#### RECORD LIST ####

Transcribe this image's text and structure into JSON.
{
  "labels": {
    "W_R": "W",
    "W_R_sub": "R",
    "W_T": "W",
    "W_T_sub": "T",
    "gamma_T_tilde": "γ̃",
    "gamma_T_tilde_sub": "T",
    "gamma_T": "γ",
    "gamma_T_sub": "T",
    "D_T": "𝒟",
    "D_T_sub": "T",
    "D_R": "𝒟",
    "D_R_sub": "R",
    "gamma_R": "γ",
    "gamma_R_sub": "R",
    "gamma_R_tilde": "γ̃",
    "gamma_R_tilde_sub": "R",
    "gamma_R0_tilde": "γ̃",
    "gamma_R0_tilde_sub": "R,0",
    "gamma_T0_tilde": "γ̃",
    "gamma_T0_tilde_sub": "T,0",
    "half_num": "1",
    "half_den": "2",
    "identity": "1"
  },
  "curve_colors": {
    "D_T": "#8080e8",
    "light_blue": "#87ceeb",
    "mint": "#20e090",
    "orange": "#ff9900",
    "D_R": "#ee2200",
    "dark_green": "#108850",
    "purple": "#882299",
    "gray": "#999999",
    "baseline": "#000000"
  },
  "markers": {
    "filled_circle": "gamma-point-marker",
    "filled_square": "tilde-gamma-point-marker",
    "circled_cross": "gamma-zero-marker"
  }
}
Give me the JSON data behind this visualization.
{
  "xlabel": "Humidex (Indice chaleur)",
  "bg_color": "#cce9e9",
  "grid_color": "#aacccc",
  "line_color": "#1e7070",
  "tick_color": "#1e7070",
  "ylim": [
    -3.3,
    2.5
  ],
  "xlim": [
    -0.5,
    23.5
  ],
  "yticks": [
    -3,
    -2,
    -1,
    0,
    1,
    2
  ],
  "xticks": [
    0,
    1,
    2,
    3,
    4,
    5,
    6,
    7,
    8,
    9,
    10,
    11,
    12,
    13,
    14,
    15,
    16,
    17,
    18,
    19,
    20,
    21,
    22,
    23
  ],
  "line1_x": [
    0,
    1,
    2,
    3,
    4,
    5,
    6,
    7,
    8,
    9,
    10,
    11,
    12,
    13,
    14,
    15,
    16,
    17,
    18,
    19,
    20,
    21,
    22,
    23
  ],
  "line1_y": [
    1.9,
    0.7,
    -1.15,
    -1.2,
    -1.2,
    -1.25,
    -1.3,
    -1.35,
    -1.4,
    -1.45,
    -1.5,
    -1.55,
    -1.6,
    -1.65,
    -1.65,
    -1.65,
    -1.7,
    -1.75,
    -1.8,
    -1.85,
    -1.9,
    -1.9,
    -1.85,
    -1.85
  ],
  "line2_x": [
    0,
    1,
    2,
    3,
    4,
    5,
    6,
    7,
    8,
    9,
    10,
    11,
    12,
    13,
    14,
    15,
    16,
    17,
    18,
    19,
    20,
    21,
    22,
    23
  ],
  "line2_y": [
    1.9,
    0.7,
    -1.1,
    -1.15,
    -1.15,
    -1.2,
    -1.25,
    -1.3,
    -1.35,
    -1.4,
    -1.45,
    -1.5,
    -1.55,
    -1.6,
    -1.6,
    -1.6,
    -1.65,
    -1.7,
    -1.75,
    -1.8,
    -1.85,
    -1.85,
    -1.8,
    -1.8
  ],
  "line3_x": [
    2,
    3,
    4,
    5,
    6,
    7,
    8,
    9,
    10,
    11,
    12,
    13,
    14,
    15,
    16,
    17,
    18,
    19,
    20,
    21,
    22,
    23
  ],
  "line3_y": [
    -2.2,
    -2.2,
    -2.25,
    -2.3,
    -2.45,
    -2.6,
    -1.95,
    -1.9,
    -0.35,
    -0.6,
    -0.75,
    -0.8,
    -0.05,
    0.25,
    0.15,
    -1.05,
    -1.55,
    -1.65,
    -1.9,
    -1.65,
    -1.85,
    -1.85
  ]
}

####

(WHAT YOU HAVE TO DO):
Pull out all lines containing "this".

(EXPECTED ANSWER):
Transcribe this image's text and structure into JSON.
Give me the JSON data behind this visualization.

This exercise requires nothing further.